Your goal: Quote every line of the data below as it stands, omitting pictures.

:: Material

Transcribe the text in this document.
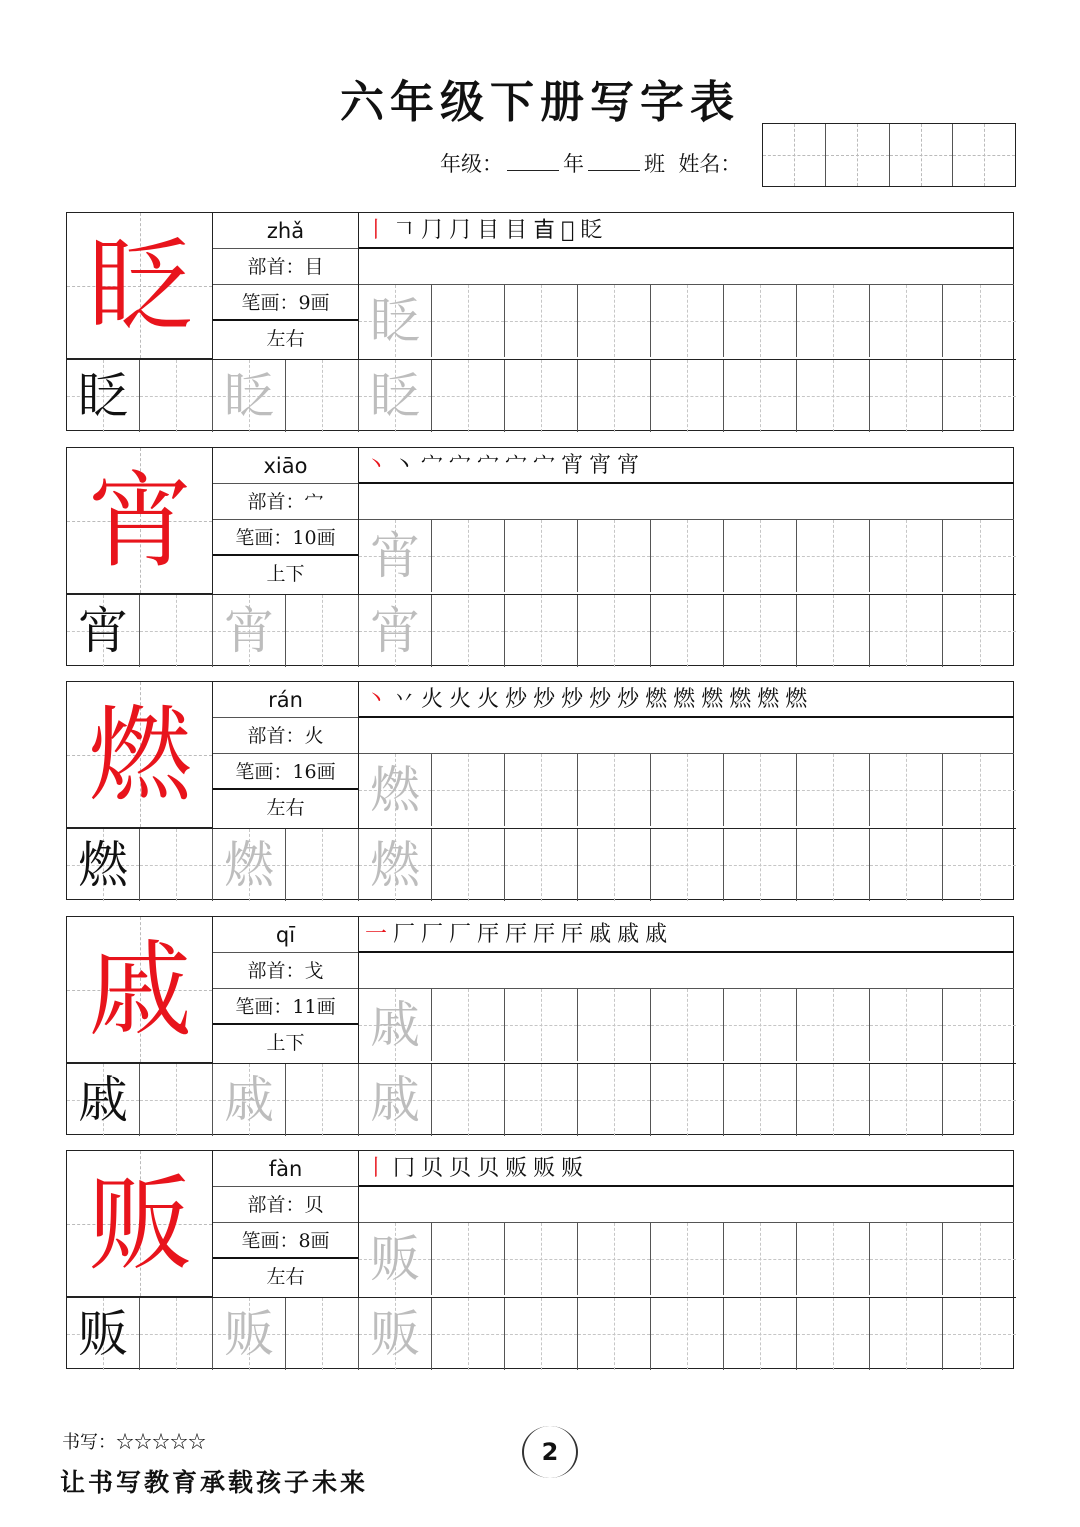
六年级下册写字表
年级：	年	班 姓名：
眨	zhǎ
部首：目
笔画：9画
左右
丨𠃍⺆⺆目目𥃭𥄂眨
眨
眨 眨 眨
宵	xiāo
部首：宀
笔画：10画
上下
丶丶宀宀宀宀宀宵宵宵
宵
宵 宵 宵
燃	rán
部首：火
笔画：16画
左右
丶丷火火火炒炒炒炒炒燃燃燃燃燃燃
燃
燃 燃 燃
戚	qī
部首：戈
笔画：11画
上下
一厂厂厂厈厈厈厈戚戚戚
戚
戚 戚 戚
贩	fàn
部首：贝
笔画：8画
左右
丨冂贝贝贝贩贩贩
贩
贩 贩 贩
书写：☆☆☆☆☆	2
让书写教育承载孩子未来
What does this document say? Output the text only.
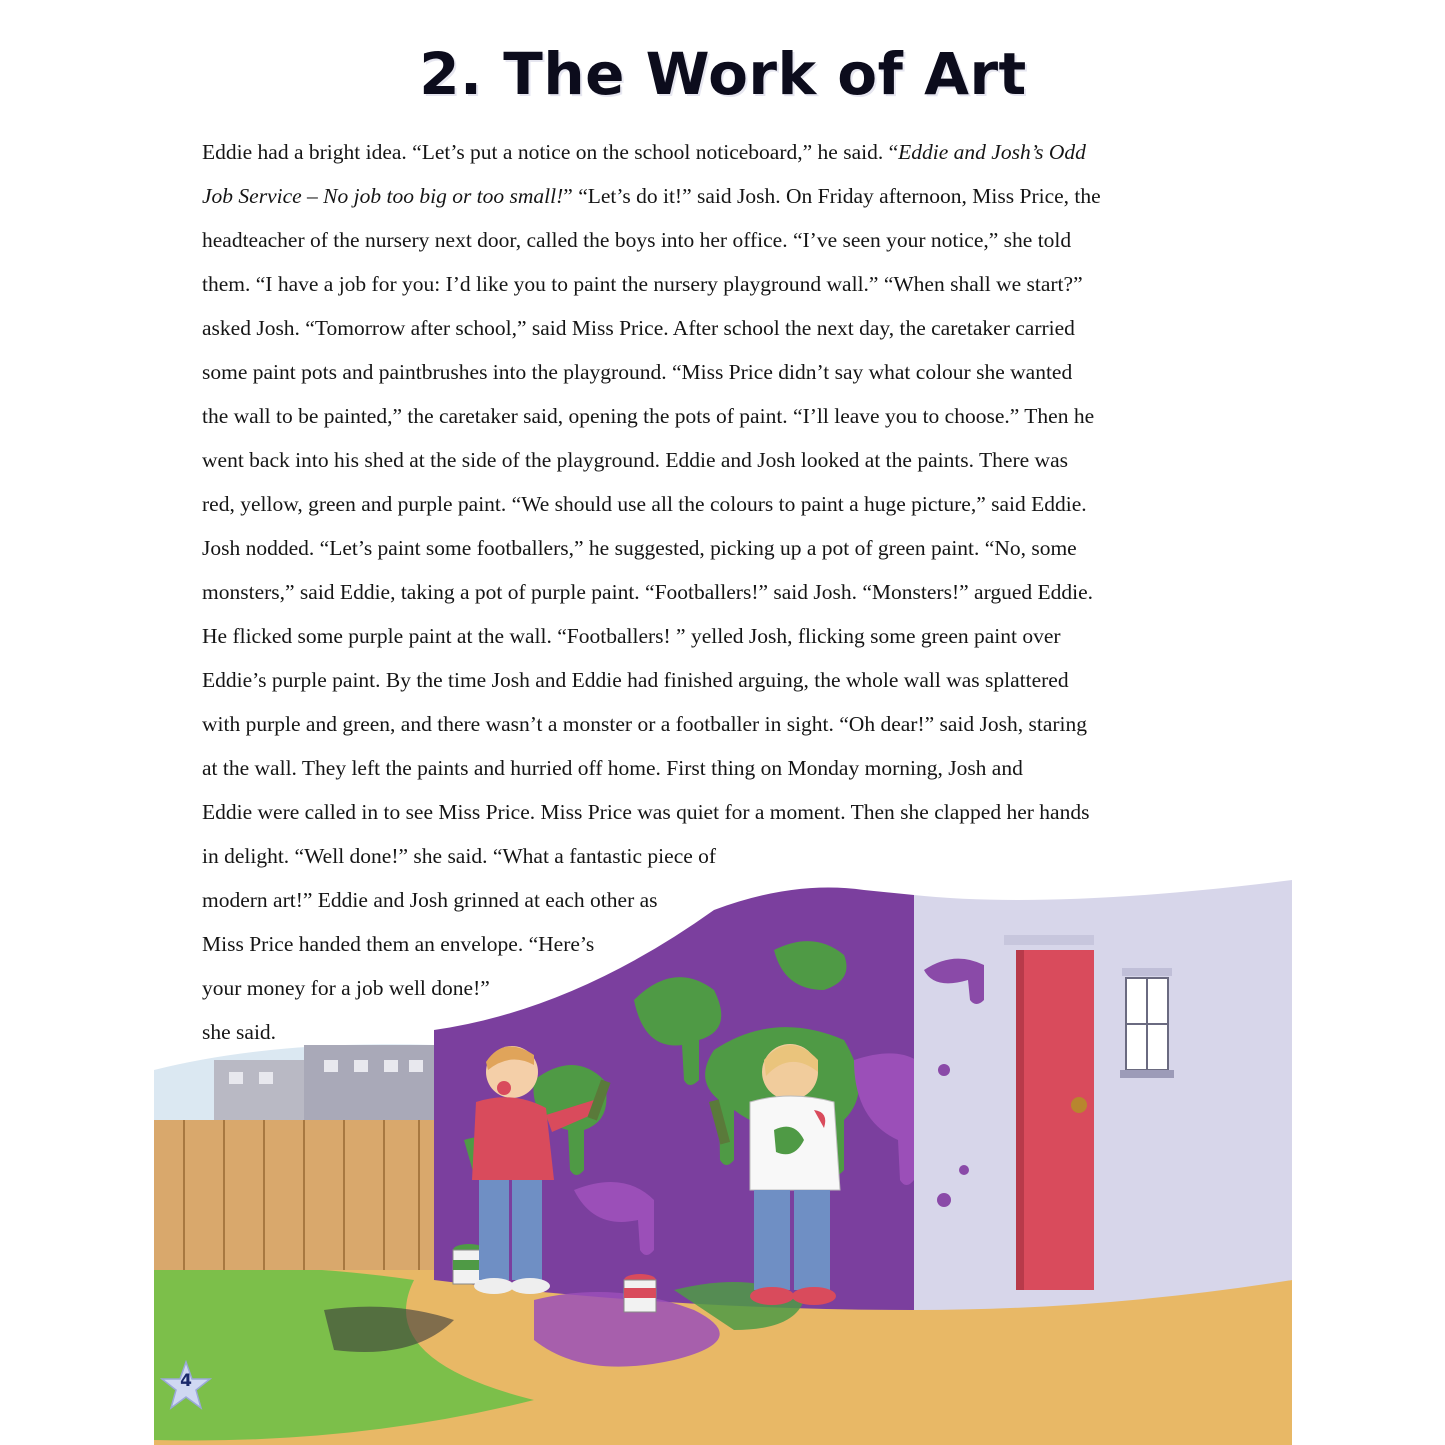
2. The Work of Art
Eddie had a bright idea. “Let’s put a notice on the school noticeboard,” he said. “Eddie and Josh’s Odd
Job Service – No job too big or too small!” “Let’s do it!” said Josh. On Friday afternoon, Miss Price, the
headteacher of the nursery next door, called the boys into her office. “I’ve seen your notice,” she told
them. “I have a job for you: I’d like you to paint the nursery playground wall.” “When shall we start?”
asked Josh. “Tomorrow after school,” said Miss Price. After school the next day, the caretaker carried
some paint pots and paintbrushes into the playground. “Miss Price didn’t say what colour she wanted
the wall to be painted,” the caretaker said, opening the pots of paint. “I’ll leave you to choose.” Then he
went back into his shed at the side of the playground. Eddie and Josh looked at the paints. There was
red, yellow, green and purple paint. “We should use all the colours to paint a huge picture,” said Eddie.
Josh nodded. “Let’s paint some footballers,” he suggested, picking up a pot of green paint. “No, some
monsters,” said Eddie, taking a pot of purple paint. “Footballers!” said Josh. “Monsters!” argued Eddie.
He flicked some purple paint at the wall. “Footballers! ” yelled Josh, flicking some green paint over
Eddie’s purple paint. By the time Josh and Eddie had finished arguing, the whole wall was splattered
with purple and green, and there wasn’t a monster or a footballer in sight. “Oh dear!” said Josh, staring
at the wall. They left the paints and hurried off home. First thing on Monday morning, Josh and
Eddie were called in to see Miss Price. Miss Price was quiet for a moment. Then she clapped her hands
in delight. “Well done!” she said. “What a fantastic piece of
modern art!” Eddie and Josh grinned at each other as
Miss Price handed them an envelope. “Here’s
your money for a job well done!”
she said.
4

::::

Response for this exercise:
Transcribe the text in this document.
六年级下册写字表
年级：	年	班 姓名：
眨	zhǎ
部首：目
笔画：9画
左右
丨𠃍⺆⺆目目𥃭𥄂眨
眨
眨 眨 眨
宵	xiāo
部首：宀
笔画：10画
上下
丶丶宀宀宀宀宀宵宵宵
宵
宵 宵 宵
燃	rán
部首：火
笔画：16画
左右
丶丷火火火炒炒炒炒炒燃燃燃燃燃燃
燃
燃 燃 燃
戚	qī
部首：戈
笔画：11画
上下
一厂厂厂厈厈厈厈戚戚戚
戚
戚 戚 戚
贩	fàn
部首：贝
笔画：8画
左右
丨冂贝贝贝贩贩贩
贩
贩 贩 贩
书写：☆☆☆☆☆	2
让书写教育承载孩子未来
What does this document say? Output the text only.
2. The Work of Art
Eddie had a bright idea. “Let’s put a notice on the school noticeboard,” he said. “Eddie and Josh’s Odd
Job Service – No job too big or too small!” “Let’s do it!” said Josh. On Friday afternoon, Miss Price, the
headteacher of the nursery next door, called the boys into her office. “I’ve seen your notice,” she told
them. “I have a job for you: I’d like you to paint the nursery playground wall.” “When shall we start?”
asked Josh. “Tomorrow after school,” said Miss Price. After school the next day, the caretaker carried
some paint pots and paintbrushes into the playground. “Miss Price didn’t say what colour she wanted
the wall to be painted,” the caretaker said, opening the pots of paint. “I’ll leave you to choose.” Then he
went back into his shed at the side of the playground. Eddie and Josh looked at the paints. There was
red, yellow, green and purple paint. “We should use all the colours to paint a huge picture,” said Eddie.
Josh nodded. “Let’s paint some footballers,” he suggested, picking up a pot of green paint. “No, some
monsters,” said Eddie, taking a pot of purple paint. “Footballers!” said Josh. “Monsters!” argued Eddie.
He flicked some purple paint at the wall. “Footballers! ” yelled Josh, flicking some green paint over
Eddie’s purple paint. By the time Josh and Eddie had finished arguing, the whole wall was splattered
with purple and green, and there wasn’t a monster or a footballer in sight. “Oh dear!” said Josh, staring
at the wall. They left the paints and hurried off home. First thing on Monday morning, Josh and
Eddie were called in to see Miss Price. Miss Price was quiet for a moment. Then she clapped her hands
in delight. “Well done!” she said. “What a fantastic piece of
modern art!” Eddie and Josh grinned at each other as
Miss Price handed them an envelope. “Here’s
your money for a job well done!”
she said.
4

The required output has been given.